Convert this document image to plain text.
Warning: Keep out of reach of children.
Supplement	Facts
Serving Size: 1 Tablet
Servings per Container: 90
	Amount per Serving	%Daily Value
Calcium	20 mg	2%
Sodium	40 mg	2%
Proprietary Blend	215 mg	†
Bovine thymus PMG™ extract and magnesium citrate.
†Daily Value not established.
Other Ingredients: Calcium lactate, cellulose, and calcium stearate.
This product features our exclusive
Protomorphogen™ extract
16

• [Aim]:
Output the entries exactly.

• [Solution]:
Convert this document image to plain text.
Warning: Keep out of reach of children.
Supplement	Facts
Serving Size: 1 Tablet
Servings per Container: 90
	Amount per Serving	%Daily Value
Calcium	20 mg	2%
Sodium	40 mg	2%
Proprietary Blend	215 mg	†
Bovine thymus PMG™ extract and magnesium citrate.
†Daily Value not established.
Other Ingredients: Calcium lactate, cellulose, and calcium stearate.
This product features our exclusive
Protomorphogen™ extract
16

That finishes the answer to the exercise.